* **The request**: Work out how many lines in the listing below include the word "OANDA"; answer with the number alone.

* **Supplied material**:
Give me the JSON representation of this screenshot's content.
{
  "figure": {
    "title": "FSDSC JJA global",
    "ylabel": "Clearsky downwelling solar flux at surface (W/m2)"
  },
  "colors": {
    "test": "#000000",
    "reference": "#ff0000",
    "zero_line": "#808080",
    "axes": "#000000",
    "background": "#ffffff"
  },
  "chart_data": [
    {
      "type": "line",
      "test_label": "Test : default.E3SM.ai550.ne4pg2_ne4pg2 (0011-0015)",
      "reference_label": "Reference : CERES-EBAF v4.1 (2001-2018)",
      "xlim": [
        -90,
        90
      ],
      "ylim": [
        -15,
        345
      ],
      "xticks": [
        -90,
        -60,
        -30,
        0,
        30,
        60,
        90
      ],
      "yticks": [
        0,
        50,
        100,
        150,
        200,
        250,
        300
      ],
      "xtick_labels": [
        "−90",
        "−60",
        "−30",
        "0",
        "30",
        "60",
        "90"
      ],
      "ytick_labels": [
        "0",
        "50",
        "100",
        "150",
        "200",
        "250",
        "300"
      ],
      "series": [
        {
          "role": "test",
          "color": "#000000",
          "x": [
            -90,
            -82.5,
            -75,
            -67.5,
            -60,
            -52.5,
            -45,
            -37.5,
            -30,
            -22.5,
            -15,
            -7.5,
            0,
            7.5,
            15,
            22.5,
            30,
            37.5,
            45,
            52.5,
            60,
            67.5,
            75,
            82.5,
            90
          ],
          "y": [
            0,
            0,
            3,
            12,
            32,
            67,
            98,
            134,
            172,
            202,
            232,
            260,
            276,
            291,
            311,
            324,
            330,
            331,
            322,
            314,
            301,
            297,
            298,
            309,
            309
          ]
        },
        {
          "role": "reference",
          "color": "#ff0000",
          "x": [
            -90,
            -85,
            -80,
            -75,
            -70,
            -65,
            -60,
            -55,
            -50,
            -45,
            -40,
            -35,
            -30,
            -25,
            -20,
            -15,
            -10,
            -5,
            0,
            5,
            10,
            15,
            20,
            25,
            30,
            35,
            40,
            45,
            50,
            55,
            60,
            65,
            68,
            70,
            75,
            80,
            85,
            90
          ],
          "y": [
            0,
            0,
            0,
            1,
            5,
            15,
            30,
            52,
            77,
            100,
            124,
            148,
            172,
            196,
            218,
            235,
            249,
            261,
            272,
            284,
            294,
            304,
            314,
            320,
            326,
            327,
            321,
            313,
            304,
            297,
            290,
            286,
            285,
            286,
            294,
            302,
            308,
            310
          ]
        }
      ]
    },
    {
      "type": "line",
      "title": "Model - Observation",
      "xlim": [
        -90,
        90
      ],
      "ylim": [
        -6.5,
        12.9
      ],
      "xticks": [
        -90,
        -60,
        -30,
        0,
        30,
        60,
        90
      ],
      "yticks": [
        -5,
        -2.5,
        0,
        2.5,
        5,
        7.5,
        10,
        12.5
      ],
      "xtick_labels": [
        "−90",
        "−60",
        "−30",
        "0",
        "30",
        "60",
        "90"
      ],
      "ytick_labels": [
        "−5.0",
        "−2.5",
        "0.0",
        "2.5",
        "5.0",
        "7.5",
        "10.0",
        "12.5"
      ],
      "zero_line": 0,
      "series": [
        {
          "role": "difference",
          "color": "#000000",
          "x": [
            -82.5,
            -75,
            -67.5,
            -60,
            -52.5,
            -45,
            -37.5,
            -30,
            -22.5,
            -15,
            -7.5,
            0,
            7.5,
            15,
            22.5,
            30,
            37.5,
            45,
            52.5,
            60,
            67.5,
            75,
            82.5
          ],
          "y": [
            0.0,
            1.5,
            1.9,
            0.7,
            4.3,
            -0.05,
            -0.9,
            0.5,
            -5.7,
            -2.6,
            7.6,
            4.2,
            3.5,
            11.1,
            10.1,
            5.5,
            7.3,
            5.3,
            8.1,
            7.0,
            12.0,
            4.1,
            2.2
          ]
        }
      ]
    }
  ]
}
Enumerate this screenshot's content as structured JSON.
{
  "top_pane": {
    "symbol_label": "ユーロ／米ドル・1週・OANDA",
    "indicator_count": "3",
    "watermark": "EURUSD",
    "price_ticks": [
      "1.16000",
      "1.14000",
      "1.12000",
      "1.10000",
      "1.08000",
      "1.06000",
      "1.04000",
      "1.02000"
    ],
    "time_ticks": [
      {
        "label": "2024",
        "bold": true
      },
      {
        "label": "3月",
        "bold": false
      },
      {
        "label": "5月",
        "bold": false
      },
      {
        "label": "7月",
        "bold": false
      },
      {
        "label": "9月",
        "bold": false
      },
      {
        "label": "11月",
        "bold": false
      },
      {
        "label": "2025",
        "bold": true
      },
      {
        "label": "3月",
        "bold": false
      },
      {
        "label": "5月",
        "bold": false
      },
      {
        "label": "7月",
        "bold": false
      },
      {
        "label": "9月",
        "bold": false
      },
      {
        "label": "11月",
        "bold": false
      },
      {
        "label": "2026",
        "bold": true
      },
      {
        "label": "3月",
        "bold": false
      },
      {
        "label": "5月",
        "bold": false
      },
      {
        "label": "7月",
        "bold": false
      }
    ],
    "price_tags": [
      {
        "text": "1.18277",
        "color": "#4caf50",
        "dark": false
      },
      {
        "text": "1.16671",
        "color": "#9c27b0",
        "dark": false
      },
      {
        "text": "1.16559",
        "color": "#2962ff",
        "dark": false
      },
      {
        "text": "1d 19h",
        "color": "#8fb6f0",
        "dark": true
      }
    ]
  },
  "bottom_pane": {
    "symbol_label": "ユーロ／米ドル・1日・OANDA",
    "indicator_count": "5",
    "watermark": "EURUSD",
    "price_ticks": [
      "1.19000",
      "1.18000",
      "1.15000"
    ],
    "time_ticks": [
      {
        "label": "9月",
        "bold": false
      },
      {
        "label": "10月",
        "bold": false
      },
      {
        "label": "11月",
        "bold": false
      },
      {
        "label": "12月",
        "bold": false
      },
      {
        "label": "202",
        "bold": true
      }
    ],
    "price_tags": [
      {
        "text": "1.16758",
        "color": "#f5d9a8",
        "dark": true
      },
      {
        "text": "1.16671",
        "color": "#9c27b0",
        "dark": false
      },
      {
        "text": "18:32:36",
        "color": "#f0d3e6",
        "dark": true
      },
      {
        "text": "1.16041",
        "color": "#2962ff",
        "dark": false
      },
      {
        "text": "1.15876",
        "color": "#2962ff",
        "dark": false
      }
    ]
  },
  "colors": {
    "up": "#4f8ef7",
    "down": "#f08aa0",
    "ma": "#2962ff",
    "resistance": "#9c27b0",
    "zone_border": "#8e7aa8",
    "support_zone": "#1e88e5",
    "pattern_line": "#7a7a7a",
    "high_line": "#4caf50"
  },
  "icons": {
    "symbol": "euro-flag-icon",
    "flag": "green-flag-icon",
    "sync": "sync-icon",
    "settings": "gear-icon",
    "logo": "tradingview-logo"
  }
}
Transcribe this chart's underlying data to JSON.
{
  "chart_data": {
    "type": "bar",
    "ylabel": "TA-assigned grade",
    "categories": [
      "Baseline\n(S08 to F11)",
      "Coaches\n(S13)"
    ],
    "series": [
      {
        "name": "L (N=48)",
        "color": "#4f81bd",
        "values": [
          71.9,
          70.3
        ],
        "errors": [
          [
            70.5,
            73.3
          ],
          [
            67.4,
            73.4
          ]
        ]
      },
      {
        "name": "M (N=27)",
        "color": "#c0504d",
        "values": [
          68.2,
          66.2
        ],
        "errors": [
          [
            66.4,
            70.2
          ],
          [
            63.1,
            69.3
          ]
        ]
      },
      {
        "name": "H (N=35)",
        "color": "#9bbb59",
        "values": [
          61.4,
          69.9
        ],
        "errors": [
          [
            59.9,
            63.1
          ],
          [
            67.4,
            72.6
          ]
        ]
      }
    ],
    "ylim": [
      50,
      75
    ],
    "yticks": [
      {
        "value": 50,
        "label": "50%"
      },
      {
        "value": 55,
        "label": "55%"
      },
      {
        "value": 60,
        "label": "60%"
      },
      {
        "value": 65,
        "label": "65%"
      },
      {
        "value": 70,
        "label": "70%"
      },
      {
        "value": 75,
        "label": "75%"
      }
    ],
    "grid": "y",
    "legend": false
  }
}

* **Solution for this exercise**: 2